⟨
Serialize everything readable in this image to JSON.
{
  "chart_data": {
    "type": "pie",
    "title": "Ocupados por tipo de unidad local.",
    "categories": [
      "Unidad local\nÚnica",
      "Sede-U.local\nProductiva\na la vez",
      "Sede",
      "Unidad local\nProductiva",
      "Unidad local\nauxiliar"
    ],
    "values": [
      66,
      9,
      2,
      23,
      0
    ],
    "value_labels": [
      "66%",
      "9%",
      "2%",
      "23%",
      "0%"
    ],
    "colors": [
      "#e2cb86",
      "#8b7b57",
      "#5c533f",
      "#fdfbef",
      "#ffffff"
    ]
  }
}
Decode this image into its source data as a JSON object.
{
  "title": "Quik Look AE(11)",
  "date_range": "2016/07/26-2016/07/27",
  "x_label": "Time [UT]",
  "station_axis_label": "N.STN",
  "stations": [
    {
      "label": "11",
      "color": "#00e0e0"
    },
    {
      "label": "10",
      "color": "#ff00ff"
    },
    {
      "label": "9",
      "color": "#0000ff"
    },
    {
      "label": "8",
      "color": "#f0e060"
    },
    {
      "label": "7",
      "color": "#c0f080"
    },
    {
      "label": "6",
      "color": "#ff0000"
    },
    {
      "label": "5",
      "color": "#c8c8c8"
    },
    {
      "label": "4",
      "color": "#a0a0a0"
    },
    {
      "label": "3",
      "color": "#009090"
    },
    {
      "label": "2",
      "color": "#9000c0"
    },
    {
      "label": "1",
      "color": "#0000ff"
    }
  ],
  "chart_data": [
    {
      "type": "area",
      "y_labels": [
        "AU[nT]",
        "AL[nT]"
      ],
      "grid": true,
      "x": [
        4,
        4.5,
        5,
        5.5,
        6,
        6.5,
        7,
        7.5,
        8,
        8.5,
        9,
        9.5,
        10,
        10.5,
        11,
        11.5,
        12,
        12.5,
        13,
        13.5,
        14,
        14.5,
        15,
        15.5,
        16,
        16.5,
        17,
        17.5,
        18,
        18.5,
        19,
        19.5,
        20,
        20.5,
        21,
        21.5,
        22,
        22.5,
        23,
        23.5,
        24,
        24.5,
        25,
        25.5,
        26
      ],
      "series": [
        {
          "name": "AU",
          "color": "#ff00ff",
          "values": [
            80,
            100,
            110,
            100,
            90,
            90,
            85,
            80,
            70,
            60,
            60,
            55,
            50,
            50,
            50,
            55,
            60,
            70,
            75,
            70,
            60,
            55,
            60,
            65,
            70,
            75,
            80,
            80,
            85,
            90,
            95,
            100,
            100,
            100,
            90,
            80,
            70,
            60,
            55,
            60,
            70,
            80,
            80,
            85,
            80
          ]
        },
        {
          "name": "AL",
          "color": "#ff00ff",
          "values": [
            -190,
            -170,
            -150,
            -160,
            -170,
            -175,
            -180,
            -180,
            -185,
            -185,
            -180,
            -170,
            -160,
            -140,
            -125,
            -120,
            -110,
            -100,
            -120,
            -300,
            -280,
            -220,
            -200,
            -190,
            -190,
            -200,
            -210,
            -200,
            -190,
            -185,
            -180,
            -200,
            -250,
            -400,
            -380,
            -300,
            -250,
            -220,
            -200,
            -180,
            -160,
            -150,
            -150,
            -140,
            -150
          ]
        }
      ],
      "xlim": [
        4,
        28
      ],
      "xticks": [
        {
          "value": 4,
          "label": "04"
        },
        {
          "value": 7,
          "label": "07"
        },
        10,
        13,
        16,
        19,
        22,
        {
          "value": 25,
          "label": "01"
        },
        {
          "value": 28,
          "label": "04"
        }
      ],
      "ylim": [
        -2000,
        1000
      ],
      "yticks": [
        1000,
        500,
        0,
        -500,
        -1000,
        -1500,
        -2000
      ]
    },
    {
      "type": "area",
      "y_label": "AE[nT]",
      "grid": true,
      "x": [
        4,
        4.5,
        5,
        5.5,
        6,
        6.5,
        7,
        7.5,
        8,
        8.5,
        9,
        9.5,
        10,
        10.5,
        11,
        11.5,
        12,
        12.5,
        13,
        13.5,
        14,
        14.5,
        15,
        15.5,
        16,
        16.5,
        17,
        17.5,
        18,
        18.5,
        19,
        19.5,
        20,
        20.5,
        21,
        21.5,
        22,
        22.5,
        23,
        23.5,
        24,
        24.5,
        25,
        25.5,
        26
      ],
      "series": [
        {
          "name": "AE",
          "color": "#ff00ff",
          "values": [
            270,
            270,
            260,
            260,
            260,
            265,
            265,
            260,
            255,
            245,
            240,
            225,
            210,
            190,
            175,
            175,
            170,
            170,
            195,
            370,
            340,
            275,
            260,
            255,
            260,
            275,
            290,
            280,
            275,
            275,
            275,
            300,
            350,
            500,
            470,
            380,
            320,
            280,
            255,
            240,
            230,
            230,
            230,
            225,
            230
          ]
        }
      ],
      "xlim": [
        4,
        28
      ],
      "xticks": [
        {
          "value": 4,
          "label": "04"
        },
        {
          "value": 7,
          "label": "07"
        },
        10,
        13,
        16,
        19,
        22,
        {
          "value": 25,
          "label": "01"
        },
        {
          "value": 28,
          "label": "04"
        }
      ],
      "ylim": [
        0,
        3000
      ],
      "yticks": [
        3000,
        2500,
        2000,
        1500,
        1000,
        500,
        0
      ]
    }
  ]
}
⟩
How many lines in the records above contain the word "this"? Reply with the number and nothing more.

§ **THE COMPLETED TASK**: 2